── 所附文本 ──

在 selenium 實現自動化過程中,必要的一步是啓動服務,查看 init初始化方法中,發現了以下代碼:

self.service = Service(
            executable_path,
            port=port,
            service_args=service_args,
            log_path=service_log_path)
self.service.start()

以上代碼實例化了Service類,並且傳入相關參數,之後啓動服務;在這裏最主要的參數爲 executable_path,也就是啓動驅動。查看 Service 類(selenium.service):

from selenium.webdriver.common import service


class Service(service.Service):
    """
    Object that manages the starting and stopping of the ChromeDriver
    """

    def __init__(self, executable_path, port=0, service_args=None,
                 log_path=None, env=None):
        """
        Creates a new instance of the Service

        :Args:
         - executable_path : Path to the ChromeDriver
         - port : Port the service is running on
         - service_args : List of args to pass to the chromedriver service
         - log_path : Path for the chromedriver service to log to"""

        self.service_args = service_args or []
        if log_path:
            self.service_args.append('--log-path=%s' % log_path)

        service.Service.__init__(self, executable_path, port=port, env=env,
                                 start_error_message="Please see https://sites.google.com/a/chromium.org/chromedriver/home")

───

* [任務指示]
請續寫上面這篇講解 Selenium 啓動驅動服務的文本,從它結尾的地方接着往下寫。 後面的資料是另一份獨立的材料,與上面的文本彼此無關。

── 資料列 ──

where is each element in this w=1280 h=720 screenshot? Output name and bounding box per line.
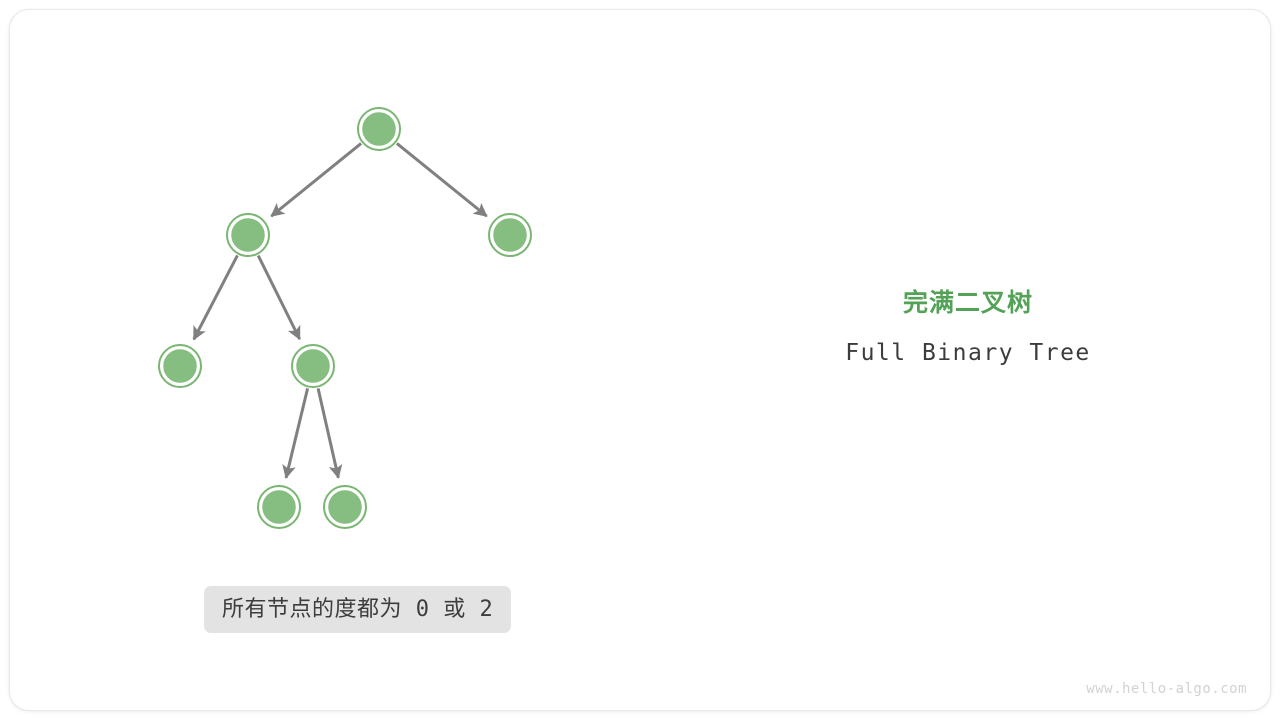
tree-node bbox=[292, 345, 334, 387]
tree-edge-layer bbox=[194, 143, 487, 477]
binary-tree-diagram bbox=[0, 0, 1280, 720]
figure-caption: 所有节点的度都为 0 或 2 bbox=[204, 586, 511, 633]
tree-edge bbox=[286, 388, 308, 477]
tree-node bbox=[258, 486, 300, 528]
tree-node-layer bbox=[159, 108, 531, 528]
tree-node bbox=[324, 486, 366, 528]
site-watermark: www.hello-algo.com bbox=[1086, 681, 1247, 697]
tree-edge bbox=[258, 256, 299, 340]
tree-node bbox=[358, 108, 400, 150]
tree-node-circle bbox=[493, 218, 528, 253]
tree-node-circle bbox=[231, 218, 266, 253]
tree-node bbox=[159, 345, 201, 387]
tree-node-circle bbox=[296, 349, 331, 384]
tree-node bbox=[489, 214, 531, 256]
tree-node bbox=[227, 214, 269, 256]
tree-edge bbox=[194, 255, 238, 339]
tree-node-circle bbox=[163, 349, 198, 384]
figure-canvas: 完满二叉树 Full Binary Tree 所有节点的度都为 0 或 2 ww… bbox=[0, 0, 1280, 720]
tree-node-circle bbox=[362, 112, 397, 147]
tree-node-circle bbox=[262, 490, 297, 525]
tree-node-circle bbox=[328, 490, 363, 525]
tree-edge bbox=[271, 143, 361, 216]
tree-edge bbox=[318, 388, 338, 477]
tree-edge bbox=[397, 143, 487, 216]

───

* [本題解答]
    def command_line_args(self):
        return ["--port=%d" % self.port] + self.service_args

查看基類 start 方法實現(由於基類過長不全部展出,基類在selenium.webdriver.common import service 中):

def start(self):
        """
        Starts the Service.

        :Exceptions:
         - WebDriverException : Raised either when it can't start the service
           or when it can't connect to the service
        """
        try:
            cmd = [self.path]
            cmd.extend(self.command_line_args())
            self.process = subprocess.Popen(cmd, env=self.env,
                                            close_fds=platform.system() != 'Windows',
                                            stdout=self.log_file,
                                            stderr=self.log_file,
                                            stdin=PIPE)
        except TypeError:
            raise
        except OSError as err:
            if err.errno == errno.ENOENT:
                raise WebDriverException(
                    "'%s' executable needs to be in PATH. %s" % (
                        os.path.basename(self.path), self.start_error_message)
                )
            elif err.errno == errno.EACCES:
                raise WebDriverException(
                    "'%s' executable may have wrong permissions. %s" % (
                        os.path.basename(self.path), self.start_error_message)
                )
            else:
                raise
        except Exception as e:
            raise WebDriverException(
                "The executable %s needs to be available in the path. %s\n%s" %
                (os.path.basename(self.path), self.start_error_message, str(e)))
        count = 0
        while True:
            self.assert_process_still_running()
            if self.is_connectable():
                break
            count += 1
            time.sleep(1)
            if count == 30:
                raise WebDriverException("Can not connect to the Service %s" % self.path)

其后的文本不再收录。